▶ **WORK TO DO**: Would you copy out the whole listing exactly as given?

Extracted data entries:
-- START --

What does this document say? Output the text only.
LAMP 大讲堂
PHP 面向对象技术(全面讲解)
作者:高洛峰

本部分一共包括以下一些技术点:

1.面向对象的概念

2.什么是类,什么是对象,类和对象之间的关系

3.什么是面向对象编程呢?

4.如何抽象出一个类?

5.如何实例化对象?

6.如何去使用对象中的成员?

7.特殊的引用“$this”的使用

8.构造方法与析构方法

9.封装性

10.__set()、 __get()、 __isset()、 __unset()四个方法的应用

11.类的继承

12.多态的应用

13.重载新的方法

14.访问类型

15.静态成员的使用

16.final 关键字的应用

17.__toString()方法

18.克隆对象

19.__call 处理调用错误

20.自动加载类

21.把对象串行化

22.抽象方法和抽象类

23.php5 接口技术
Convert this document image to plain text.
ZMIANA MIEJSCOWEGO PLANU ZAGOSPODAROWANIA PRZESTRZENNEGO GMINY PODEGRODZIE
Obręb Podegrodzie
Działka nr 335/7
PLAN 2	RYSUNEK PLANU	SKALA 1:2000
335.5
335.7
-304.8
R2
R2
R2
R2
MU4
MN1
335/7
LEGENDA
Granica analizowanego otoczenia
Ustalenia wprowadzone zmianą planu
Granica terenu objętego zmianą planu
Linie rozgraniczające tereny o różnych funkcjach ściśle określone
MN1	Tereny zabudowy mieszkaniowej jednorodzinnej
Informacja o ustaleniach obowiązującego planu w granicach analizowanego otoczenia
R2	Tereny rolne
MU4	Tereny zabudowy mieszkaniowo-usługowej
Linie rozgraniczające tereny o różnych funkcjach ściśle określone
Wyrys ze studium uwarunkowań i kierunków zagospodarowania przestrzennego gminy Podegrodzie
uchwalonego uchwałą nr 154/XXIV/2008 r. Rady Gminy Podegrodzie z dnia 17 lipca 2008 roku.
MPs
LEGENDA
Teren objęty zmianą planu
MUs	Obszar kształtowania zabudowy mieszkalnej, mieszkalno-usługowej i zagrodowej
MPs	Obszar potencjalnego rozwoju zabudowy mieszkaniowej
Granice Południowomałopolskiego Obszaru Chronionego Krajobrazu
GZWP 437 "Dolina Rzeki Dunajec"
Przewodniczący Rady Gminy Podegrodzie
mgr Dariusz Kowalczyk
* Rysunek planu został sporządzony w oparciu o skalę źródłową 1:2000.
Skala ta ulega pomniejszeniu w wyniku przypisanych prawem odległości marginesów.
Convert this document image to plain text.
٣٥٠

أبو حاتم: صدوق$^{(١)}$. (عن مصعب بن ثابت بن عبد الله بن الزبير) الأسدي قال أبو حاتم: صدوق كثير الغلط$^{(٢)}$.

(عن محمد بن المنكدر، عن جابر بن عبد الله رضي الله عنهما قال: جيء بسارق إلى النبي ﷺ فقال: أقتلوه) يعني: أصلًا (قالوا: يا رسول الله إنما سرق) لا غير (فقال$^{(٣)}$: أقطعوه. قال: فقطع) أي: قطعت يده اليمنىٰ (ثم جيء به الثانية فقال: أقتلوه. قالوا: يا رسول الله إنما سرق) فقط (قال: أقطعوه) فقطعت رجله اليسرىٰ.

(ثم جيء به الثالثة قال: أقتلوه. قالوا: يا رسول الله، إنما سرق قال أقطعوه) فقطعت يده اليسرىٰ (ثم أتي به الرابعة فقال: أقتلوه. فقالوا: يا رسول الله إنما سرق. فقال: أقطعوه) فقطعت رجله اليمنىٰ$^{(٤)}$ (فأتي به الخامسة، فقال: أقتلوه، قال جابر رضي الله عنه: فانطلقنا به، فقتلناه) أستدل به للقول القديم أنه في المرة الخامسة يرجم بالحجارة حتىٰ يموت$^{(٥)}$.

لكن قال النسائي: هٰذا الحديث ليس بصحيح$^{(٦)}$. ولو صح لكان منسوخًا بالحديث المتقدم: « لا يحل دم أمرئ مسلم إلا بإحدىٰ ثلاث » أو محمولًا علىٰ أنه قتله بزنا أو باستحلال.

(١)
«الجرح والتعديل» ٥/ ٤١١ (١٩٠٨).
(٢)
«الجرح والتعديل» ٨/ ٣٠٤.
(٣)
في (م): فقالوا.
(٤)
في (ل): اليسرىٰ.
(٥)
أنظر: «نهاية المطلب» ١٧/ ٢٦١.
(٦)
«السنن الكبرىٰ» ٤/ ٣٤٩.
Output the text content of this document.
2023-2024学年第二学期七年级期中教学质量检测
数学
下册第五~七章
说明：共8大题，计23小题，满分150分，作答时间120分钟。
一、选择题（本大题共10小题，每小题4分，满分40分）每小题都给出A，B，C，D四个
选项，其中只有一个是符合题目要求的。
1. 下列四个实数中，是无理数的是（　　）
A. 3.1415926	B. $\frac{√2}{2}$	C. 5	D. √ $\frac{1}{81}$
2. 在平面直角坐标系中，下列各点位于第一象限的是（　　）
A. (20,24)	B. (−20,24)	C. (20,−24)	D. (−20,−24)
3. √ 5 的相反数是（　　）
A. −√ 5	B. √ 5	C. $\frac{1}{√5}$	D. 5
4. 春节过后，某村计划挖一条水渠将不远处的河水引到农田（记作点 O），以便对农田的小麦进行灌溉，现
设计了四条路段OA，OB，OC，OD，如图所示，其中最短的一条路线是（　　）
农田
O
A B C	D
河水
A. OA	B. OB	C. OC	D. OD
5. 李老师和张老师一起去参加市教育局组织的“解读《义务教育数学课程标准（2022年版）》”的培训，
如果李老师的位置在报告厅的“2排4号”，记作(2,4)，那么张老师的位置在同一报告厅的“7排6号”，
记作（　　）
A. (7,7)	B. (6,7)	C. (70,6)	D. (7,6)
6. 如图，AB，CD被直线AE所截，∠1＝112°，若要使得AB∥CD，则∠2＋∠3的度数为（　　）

-- END --

▶ **RESPONSE TO THIS TASK**:
What does this document say? Output the text only.
LAMP 大讲堂
PHP 面向对象技术(全面讲解)
作者:高洛峰

本部分一共包括以下一些技术点:

1.面向对象的概念

2.什么是类,什么是对象,类和对象之间的关系

3.什么是面向对象编程呢?

4.如何抽象出一个类?

5.如何实例化对象?

6.如何去使用对象中的成员?

7.特殊的引用“$this”的使用

8.构造方法与析构方法

9.封装性

10.__set()、 __get()、 __isset()、 __unset()四个方法的应用

11.类的继承

12.多态的应用

13.重载新的方法

14.访问类型

15.静态成员的使用

16.final 关键字的应用

17.__toString()方法

18.克隆对象

19.__call 处理调用错误

20.自动加载类

21.把对象串行化

22.抽象方法和抽象类

23.php5 接口技术
Convert this document image to plain text.
ZMIANA MIEJSCOWEGO PLANU ZAGOSPODAROWANIA PRZESTRZENNEGO GMINY PODEGRODZIE
Obręb Podegrodzie
Działka nr 335/7
PLAN 2	RYSUNEK PLANU	SKALA 1:2000
335.5
335.7
-304.8
R2
R2
R2
R2
MU4
MN1
335/7
LEGENDA
Granica analizowanego otoczenia
Ustalenia wprowadzone zmianą planu
Granica terenu objętego zmianą planu
Linie rozgraniczające tereny o różnych funkcjach ściśle określone
MN1	Tereny zabudowy mieszkaniowej jednorodzinnej
Informacja o ustaleniach obowiązującego planu w granicach analizowanego otoczenia
R2	Tereny rolne
MU4	Tereny zabudowy mieszkaniowo-usługowej
Linie rozgraniczające tereny o różnych funkcjach ściśle określone
Wyrys ze studium uwarunkowań i kierunków zagospodarowania przestrzennego gminy Podegrodzie
uchwalonego uchwałą nr 154/XXIV/2008 r. Rady Gminy Podegrodzie z dnia 17 lipca 2008 roku.
MPs
LEGENDA
Teren objęty zmianą planu
MUs	Obszar kształtowania zabudowy mieszkalnej, mieszkalno-usługowej i zagrodowej
MPs	Obszar potencjalnego rozwoju zabudowy mieszkaniowej
Granice Południowomałopolskiego Obszaru Chronionego Krajobrazu
GZWP 437 "Dolina Rzeki Dunajec"
Przewodniczący Rady Gminy Podegrodzie
mgr Dariusz Kowalczyk
* Rysunek planu został sporządzony w oparciu o skalę źródłową 1:2000.
Skala ta ulega pomniejszeniu w wyniku przypisanych prawem odległości marginesów.
Convert this document image to plain text.
٣٥٠

أبو حاتم: صدوق$^{(١)}$. (عن مصعب بن ثابت بن عبد الله بن الزبير) الأسدي قال أبو حاتم: صدوق كثير الغلط$^{(٢)}$.

(عن محمد بن المنكدر، عن جابر بن عبد الله رضي الله عنهما قال: جيء بسارق إلى النبي ﷺ فقال: أقتلوه) يعني: أصلًا (قالوا: يا رسول الله إنما سرق) لا غير (فقال$^{(٣)}$: أقطعوه. قال: فقطع) أي: قطعت يده اليمنىٰ (ثم جيء به الثانية فقال: أقتلوه. قالوا: يا رسول الله إنما سرق) فقط (قال: أقطعوه) فقطعت رجله اليسرىٰ.

(ثم جيء به الثالثة قال: أقتلوه. قالوا: يا رسول الله، إنما سرق قال أقطعوه) فقطعت يده اليسرىٰ (ثم أتي به الرابعة فقال: أقتلوه. فقالوا: يا رسول الله إنما سرق. فقال: أقطعوه) فقطعت رجله اليمنىٰ$^{(٤)}$ (فأتي به الخامسة، فقال: أقتلوه، قال جابر رضي الله عنه: فانطلقنا به، فقتلناه) أستدل به للقول القديم أنه في المرة الخامسة يرجم بالحجارة حتىٰ يموت$^{(٥)}$.

لكن قال النسائي: هٰذا الحديث ليس بصحيح$^{(٦)}$. ولو صح لكان منسوخًا بالحديث المتقدم: « لا يحل دم أمرئ مسلم إلا بإحدىٰ ثلاث » أو محمولًا علىٰ أنه قتله بزنا أو باستحلال.

(١)
«الجرح والتعديل» ٥/ ٤١١ (١٩٠٨).
(٢)
«الجرح والتعديل» ٨/ ٣٠٤.
(٣)
في (م): فقالوا.
(٤)
في (ل): اليسرىٰ.
(٥)
أنظر: «نهاية المطلب» ١٧/ ٢٦١.
(٦)
«السنن الكبرىٰ» ٤/ ٣٤٩.
Output the text content of this document.
2023-2024学年第二学期七年级期中教学质量检测
数学
下册第五~七章
说明：共8大题，计23小题，满分150分，作答时间120分钟。
一、选择题（本大题共10小题，每小题4分，满分40分）每小题都给出A，B，C，D四个
选项，其中只有一个是符合题目要求的。
1. 下列四个实数中，是无理数的是（　　）
A. 3.1415926	B. $\frac{√2}{2}$	C. 5	D. √ $\frac{1}{81}$
2. 在平面直角坐标系中，下列各点位于第一象限的是（　　）
A. (20,24)	B. (−20,24)	C. (20,−24)	D. (−20,−24)
3. √ 5 的相反数是（　　）
A. −√ 5	B. √ 5	C. $\frac{1}{√5}$	D. 5
4. 春节过后，某村计划挖一条水渠将不远处的河水引到农田（记作点 O），以便对农田的小麦进行灌溉，现
设计了四条路段OA，OB，OC，OD，如图所示，其中最短的一条路线是（　　）
农田
O
A B C	D
河水
A. OA	B. OB	C. OC	D. OD
5. 李老师和张老师一起去参加市教育局组织的“解读《义务教育数学课程标准（2022年版）》”的培训，
如果李老师的位置在报告厅的“2排4号”，记作(2,4)，那么张老师的位置在同一报告厅的“7排6号”，
记作（　　）
A. (7,7)	B. (6,7)	C. (70,6)	D. (7,6)
6. 如图，AB，CD被直线AE所截，∠1＝112°，若要使得AB∥CD，则∠2＋∠3的度数为（　　）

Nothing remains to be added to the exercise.